-- Data shown --
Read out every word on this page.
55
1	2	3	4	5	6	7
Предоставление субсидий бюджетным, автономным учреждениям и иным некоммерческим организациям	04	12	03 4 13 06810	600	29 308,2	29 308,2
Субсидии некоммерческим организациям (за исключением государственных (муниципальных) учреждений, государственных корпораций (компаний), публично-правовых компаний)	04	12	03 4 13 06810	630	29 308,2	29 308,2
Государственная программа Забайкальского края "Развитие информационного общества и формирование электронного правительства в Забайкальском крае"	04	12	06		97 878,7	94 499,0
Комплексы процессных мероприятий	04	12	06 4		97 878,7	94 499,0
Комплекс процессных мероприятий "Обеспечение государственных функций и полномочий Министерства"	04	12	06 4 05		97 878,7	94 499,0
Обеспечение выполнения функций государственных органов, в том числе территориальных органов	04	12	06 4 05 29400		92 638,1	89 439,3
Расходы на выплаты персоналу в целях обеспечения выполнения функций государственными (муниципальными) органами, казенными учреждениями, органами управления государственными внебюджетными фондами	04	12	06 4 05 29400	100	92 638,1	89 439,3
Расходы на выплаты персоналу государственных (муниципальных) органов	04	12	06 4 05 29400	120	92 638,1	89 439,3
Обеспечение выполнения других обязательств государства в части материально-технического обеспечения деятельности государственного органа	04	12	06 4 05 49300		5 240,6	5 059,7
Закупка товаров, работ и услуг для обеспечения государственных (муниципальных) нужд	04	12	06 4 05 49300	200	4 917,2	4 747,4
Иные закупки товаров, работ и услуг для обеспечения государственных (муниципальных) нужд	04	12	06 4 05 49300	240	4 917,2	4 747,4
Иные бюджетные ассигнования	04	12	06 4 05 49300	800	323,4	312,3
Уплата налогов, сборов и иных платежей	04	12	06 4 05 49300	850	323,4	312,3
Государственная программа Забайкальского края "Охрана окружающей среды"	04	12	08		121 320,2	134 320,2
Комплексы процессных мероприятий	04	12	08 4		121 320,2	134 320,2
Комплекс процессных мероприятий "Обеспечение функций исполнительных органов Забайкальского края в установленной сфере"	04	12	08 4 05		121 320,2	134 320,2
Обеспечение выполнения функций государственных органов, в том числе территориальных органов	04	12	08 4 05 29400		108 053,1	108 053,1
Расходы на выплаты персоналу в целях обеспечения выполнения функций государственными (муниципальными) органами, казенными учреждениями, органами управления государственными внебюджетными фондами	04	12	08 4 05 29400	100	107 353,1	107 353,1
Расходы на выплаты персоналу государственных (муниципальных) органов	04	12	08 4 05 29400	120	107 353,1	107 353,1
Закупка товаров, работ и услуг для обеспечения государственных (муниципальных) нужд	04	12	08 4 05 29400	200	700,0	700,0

-- What is required --
Return only the number of lines in the data above that include the word "обеспечения".

-- Solution to this problem --
6